= Problem to work on =
Pull out all lines from the listing below in which the word "additional" appears.

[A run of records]
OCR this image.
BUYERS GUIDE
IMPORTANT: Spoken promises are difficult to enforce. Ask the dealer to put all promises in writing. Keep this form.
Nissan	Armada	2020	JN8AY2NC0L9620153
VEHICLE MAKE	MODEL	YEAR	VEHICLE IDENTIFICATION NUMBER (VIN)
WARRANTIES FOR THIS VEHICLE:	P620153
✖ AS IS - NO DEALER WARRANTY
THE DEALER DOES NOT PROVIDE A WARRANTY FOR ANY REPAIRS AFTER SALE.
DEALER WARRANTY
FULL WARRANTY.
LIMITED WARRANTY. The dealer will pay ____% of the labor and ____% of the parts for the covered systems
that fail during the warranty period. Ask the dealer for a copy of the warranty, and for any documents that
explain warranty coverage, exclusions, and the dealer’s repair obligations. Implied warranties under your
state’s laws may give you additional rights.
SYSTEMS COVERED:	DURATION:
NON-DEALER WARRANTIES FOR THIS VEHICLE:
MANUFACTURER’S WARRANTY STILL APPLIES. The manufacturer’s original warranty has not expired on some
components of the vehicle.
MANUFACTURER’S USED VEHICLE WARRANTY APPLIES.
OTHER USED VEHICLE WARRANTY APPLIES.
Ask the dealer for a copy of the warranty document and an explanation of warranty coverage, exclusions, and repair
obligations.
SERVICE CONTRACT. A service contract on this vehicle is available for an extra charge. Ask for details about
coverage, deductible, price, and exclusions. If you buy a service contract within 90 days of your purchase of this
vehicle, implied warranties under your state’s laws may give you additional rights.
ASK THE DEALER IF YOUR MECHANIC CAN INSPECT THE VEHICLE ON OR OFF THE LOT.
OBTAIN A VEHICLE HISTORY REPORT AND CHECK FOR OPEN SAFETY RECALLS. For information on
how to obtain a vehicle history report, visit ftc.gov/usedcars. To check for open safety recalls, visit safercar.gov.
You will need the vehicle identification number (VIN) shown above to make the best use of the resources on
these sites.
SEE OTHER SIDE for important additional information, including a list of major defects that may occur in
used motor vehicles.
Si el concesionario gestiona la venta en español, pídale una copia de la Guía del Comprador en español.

= Finished task =
state’s laws may give you additional rights.
vehicle, implied warranties under your state’s laws may give you additional rights.
SEE OTHER SIDE for important additional information, including a list of major defects that may occur in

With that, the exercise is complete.